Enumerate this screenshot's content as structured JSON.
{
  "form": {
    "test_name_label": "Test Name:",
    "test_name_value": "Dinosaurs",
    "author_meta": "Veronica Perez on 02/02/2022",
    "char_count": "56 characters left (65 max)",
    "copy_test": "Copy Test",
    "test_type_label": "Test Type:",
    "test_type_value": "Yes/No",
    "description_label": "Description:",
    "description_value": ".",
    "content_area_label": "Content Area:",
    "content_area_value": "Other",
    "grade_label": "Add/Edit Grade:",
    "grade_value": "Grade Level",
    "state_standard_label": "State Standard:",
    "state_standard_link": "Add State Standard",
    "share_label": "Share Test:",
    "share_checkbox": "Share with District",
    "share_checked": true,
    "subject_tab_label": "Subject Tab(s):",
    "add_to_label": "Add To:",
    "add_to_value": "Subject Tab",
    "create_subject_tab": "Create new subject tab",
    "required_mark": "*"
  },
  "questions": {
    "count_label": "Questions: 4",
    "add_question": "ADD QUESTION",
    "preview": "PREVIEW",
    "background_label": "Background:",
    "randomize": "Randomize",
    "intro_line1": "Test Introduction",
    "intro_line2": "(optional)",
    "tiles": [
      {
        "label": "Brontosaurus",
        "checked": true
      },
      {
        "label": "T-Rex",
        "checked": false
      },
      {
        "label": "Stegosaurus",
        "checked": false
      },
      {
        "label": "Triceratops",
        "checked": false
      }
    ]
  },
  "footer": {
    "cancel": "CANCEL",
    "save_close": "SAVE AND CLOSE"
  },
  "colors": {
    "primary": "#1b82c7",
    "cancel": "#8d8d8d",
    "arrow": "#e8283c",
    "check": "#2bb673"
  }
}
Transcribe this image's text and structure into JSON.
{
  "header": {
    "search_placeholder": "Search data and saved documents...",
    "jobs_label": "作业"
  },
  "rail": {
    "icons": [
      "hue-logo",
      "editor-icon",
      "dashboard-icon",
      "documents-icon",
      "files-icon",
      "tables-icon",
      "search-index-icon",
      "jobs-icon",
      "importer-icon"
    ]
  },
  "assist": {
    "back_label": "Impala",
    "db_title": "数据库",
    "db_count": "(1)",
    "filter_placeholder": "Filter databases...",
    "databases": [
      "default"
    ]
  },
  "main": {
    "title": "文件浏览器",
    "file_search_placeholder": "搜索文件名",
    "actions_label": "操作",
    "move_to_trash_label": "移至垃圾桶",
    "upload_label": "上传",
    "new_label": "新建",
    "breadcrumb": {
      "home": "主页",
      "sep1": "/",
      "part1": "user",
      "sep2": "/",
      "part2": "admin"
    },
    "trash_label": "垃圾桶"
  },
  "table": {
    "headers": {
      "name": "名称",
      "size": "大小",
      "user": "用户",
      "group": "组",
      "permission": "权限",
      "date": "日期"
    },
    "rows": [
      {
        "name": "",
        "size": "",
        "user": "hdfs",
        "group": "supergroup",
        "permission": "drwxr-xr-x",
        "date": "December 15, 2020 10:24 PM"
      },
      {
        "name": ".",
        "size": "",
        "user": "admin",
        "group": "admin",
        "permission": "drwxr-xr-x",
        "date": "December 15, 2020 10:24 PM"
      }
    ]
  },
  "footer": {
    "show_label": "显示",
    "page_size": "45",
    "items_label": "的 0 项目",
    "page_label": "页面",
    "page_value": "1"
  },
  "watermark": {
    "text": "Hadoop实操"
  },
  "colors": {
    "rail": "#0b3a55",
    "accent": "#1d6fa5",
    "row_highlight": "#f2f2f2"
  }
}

• • • •

**Short exercise**: Each record above should be output again exactly.

**Exercise result**:
Enumerate this screenshot's content as structured JSON.
{
  "form": {
    "test_name_label": "Test Name:",
    "test_name_value": "Dinosaurs",
    "author_meta": "Veronica Perez on 02/02/2022",
    "char_count": "56 characters left (65 max)",
    "copy_test": "Copy Test",
    "test_type_label": "Test Type:",
    "test_type_value": "Yes/No",
    "description_label": "Description:",
    "description_value": ".",
    "content_area_label": "Content Area:",
    "content_area_value": "Other",
    "grade_label": "Add/Edit Grade:",
    "grade_value": "Grade Level",
    "state_standard_label": "State Standard:",
    "state_standard_link": "Add State Standard",
    "share_label": "Share Test:",
    "share_checkbox": "Share with District",
    "share_checked": true,
    "subject_tab_label": "Subject Tab(s):",
    "add_to_label": "Add To:",
    "add_to_value": "Subject Tab",
    "create_subject_tab": "Create new subject tab",
    "required_mark": "*"
  },
  "questions": {
    "count_label": "Questions: 4",
    "add_question": "ADD QUESTION",
    "preview": "PREVIEW",
    "background_label": "Background:",
    "randomize": "Randomize",
    "intro_line1": "Test Introduction",
    "intro_line2": "(optional)",
    "tiles": [
      {
        "label": "Brontosaurus",
        "checked": true
      },
      {
        "label": "T-Rex",
        "checked": false
      },
      {
        "label": "Stegosaurus",
        "checked": false
      },
      {
        "label": "Triceratops",
        "checked": false
      }
    ]
  },
  "footer": {
    "cancel": "CANCEL",
    "save_close": "SAVE AND CLOSE"
  },
  "colors": {
    "primary": "#1b82c7",
    "cancel": "#8d8d8d",
    "arrow": "#e8283c",
    "check": "#2bb673"
  }
}
Transcribe this image's text and structure into JSON.
{
  "header": {
    "search_placeholder": "Search data and saved documents...",
    "jobs_label": "作业"
  },
  "rail": {
    "icons": [
      "hue-logo",
      "editor-icon",
      "dashboard-icon",
      "documents-icon",
      "files-icon",
      "tables-icon",
      "search-index-icon",
      "jobs-icon",
      "importer-icon"
    ]
  },
  "assist": {
    "back_label": "Impala",
    "db_title": "数据库",
    "db_count": "(1)",
    "filter_placeholder": "Filter databases...",
    "databases": [
      "default"
    ]
  },
  "main": {
    "title": "文件浏览器",
    "file_search_placeholder": "搜索文件名",
    "actions_label": "操作",
    "move_to_trash_label": "移至垃圾桶",
    "upload_label": "上传",
    "new_label": "新建",
    "breadcrumb": {
      "home": "主页",
      "sep1": "/",
      "part1": "user",
      "sep2": "/",
      "part2": "admin"
    },
    "trash_label": "垃圾桶"
  },
  "table": {
    "headers": {
      "name": "名称",
      "size": "大小",
      "user": "用户",
      "group": "组",
      "permission": "权限",
      "date": "日期"
    },
    "rows": [
      {
        "name": "",
        "size": "",
        "user": "hdfs",
        "group": "supergroup",
        "permission": "drwxr-xr-x",
        "date": "December 15, 2020 10:24 PM"
      },
      {
        "name": ".",
        "size": "",
        "user": "admin",
        "group": "admin",
        "permission": "drwxr-xr-x",
        "date": "December 15, 2020 10:24 PM"
      }
    ]
  },
  "footer": {
    "show_label": "显示",
    "page_size": "45",
    "items_label": "的 0 项目",
    "page_label": "页面",
    "page_value": "1"
  },
  "watermark": {
    "text": "Hadoop实操"
  },
  "colors": {
    "rail": "#0b3a55",
    "accent": "#1d6fa5",
    "row_highlight": "#f2f2f2"
  }
}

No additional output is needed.